_WHAT YOU SHOULD DO_
Identify every line in the records below that contains the word "name", and reproduce each one.

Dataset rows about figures
☆ ☆ ☆ ☆ ☆ ☆ ☆

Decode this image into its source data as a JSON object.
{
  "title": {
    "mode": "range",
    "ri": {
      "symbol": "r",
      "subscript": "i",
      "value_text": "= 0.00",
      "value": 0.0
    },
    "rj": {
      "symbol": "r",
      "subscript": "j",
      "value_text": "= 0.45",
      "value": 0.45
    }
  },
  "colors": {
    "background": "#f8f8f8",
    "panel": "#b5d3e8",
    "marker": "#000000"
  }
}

☆ ☆ ☆ ☆ ☆ ☆ ☆

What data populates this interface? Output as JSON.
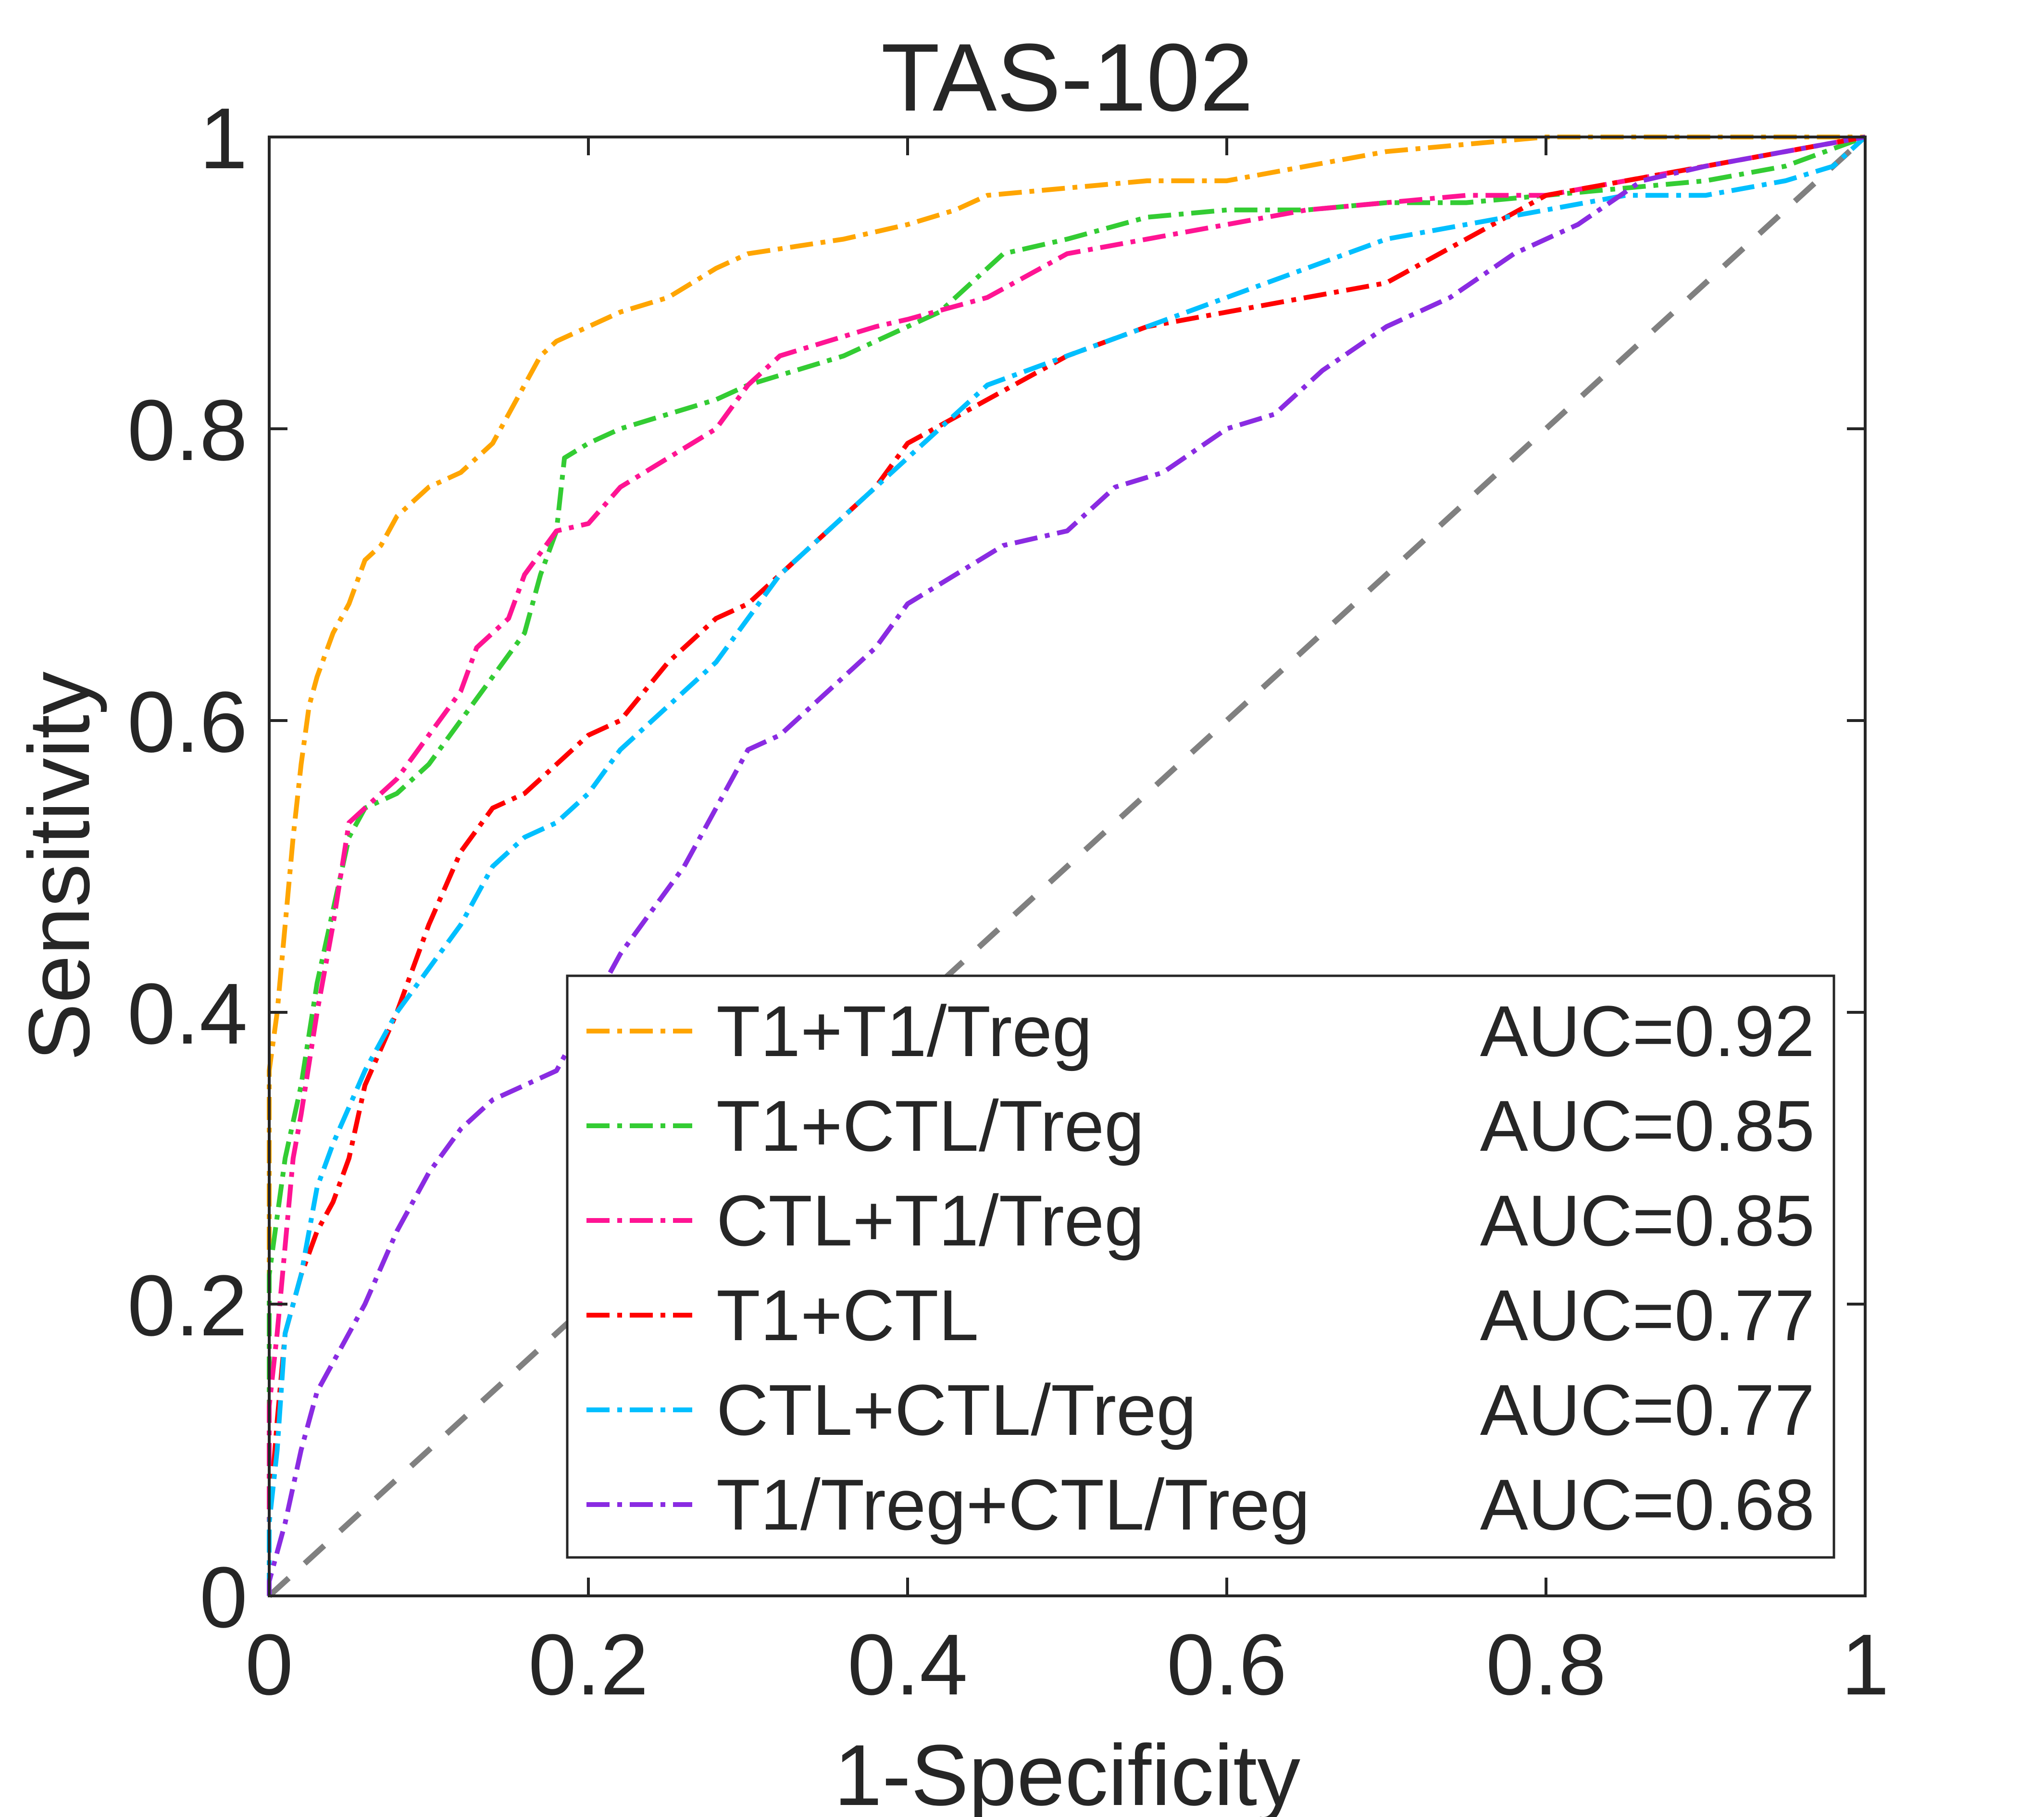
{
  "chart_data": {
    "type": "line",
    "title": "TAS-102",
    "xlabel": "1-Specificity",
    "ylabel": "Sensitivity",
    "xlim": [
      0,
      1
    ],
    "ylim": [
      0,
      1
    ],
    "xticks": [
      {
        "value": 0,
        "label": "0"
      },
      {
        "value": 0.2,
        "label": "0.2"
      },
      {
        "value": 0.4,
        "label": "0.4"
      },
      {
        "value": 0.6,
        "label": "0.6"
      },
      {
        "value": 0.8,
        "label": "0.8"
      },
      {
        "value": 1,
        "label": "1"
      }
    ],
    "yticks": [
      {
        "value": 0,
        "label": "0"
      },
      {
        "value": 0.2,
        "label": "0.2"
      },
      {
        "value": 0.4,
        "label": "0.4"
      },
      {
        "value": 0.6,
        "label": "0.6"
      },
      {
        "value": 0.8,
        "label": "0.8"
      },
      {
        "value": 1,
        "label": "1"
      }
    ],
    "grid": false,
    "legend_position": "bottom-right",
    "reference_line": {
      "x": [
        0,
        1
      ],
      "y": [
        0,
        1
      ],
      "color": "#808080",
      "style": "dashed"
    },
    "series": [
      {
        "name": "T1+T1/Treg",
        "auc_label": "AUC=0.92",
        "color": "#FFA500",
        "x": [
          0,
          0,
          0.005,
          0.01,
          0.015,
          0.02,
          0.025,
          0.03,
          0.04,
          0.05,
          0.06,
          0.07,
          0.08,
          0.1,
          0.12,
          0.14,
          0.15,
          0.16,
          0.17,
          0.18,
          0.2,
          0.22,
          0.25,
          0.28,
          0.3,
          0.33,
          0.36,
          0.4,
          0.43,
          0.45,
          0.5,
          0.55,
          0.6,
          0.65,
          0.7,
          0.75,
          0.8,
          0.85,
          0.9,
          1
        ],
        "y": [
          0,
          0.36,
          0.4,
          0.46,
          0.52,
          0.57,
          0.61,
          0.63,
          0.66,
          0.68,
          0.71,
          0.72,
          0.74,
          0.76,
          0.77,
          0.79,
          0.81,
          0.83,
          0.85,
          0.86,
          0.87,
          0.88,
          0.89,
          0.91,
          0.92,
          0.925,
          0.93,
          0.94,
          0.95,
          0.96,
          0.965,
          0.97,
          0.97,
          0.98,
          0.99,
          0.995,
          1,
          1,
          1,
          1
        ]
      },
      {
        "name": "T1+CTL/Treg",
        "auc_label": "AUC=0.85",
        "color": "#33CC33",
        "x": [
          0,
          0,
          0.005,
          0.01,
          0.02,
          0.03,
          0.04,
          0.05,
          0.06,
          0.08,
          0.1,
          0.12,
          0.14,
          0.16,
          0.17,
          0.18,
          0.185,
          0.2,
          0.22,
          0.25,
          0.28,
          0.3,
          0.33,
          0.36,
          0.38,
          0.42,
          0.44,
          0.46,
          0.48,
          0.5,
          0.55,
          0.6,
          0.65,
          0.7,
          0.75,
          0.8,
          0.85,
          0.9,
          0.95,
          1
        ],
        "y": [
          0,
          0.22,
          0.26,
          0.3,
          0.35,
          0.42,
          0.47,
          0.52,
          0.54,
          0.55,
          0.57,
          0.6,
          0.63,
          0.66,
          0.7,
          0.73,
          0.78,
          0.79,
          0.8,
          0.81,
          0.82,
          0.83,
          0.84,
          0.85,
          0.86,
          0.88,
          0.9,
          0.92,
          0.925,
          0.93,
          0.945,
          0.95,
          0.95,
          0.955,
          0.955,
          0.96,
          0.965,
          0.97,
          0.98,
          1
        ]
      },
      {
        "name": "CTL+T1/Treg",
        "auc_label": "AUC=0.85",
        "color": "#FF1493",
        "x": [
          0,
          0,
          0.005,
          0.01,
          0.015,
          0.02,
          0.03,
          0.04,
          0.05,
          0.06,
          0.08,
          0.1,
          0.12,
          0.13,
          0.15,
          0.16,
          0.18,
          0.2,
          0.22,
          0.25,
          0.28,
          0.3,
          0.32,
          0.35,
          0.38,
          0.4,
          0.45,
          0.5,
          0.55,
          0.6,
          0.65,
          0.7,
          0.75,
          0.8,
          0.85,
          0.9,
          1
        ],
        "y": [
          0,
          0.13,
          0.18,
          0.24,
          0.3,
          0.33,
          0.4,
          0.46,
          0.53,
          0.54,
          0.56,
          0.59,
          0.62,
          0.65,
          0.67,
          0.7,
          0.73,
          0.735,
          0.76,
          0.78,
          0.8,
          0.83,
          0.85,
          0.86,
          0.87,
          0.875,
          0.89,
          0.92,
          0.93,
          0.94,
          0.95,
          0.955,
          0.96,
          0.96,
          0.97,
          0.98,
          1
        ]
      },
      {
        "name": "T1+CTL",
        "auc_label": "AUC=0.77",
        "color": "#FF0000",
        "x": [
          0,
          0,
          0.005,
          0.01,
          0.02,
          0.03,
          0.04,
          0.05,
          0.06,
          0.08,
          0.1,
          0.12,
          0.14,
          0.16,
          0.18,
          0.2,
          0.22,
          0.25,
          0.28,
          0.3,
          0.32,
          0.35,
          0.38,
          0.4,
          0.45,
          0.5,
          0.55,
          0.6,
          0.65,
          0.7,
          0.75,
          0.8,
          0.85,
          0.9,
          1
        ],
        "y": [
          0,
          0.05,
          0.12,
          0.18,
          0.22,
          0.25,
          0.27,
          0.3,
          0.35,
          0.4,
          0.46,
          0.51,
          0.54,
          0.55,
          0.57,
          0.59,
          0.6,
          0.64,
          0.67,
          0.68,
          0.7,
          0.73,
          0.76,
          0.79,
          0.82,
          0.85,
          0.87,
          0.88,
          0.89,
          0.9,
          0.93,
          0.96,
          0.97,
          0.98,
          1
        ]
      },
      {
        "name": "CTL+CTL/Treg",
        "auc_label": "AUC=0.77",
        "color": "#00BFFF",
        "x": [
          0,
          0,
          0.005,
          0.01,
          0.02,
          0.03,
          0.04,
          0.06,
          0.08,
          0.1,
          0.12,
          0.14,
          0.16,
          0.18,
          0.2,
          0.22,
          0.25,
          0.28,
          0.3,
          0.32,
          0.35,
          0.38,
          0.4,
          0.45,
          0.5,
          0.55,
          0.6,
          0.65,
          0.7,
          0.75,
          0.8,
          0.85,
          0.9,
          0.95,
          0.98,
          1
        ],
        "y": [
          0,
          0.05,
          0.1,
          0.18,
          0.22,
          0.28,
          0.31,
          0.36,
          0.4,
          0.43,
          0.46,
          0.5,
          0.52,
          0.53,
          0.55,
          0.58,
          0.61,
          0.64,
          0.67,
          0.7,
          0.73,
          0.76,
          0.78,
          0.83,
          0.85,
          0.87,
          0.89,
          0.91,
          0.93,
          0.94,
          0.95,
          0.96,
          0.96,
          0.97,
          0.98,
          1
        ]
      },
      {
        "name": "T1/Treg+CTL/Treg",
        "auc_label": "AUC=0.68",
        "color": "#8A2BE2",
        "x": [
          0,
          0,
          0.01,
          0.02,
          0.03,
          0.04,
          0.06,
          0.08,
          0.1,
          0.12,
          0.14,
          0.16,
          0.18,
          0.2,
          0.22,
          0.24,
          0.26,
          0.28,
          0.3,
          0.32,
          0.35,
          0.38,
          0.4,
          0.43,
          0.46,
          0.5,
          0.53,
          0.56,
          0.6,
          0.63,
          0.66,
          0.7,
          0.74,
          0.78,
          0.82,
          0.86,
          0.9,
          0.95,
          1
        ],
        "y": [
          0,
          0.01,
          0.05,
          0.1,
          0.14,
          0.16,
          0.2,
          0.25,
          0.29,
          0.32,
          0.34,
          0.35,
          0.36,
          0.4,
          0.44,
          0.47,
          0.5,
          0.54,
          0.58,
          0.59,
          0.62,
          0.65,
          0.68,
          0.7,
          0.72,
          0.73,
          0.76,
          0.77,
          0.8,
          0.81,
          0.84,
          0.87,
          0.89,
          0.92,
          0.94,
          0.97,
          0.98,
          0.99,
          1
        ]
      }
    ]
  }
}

☆ ☆ ☆ ☆ ☆ ☆ ☆

_SOLVED PROBLEM_
        "name": "T1+T1/Treg",
        "name": "T1+CTL/Treg",
        "name": "CTL+T1/Treg",
        "name": "T1+CTL",
        "name": "CTL+CTL/Treg",
        "name": "T1/Treg+CTL/Treg",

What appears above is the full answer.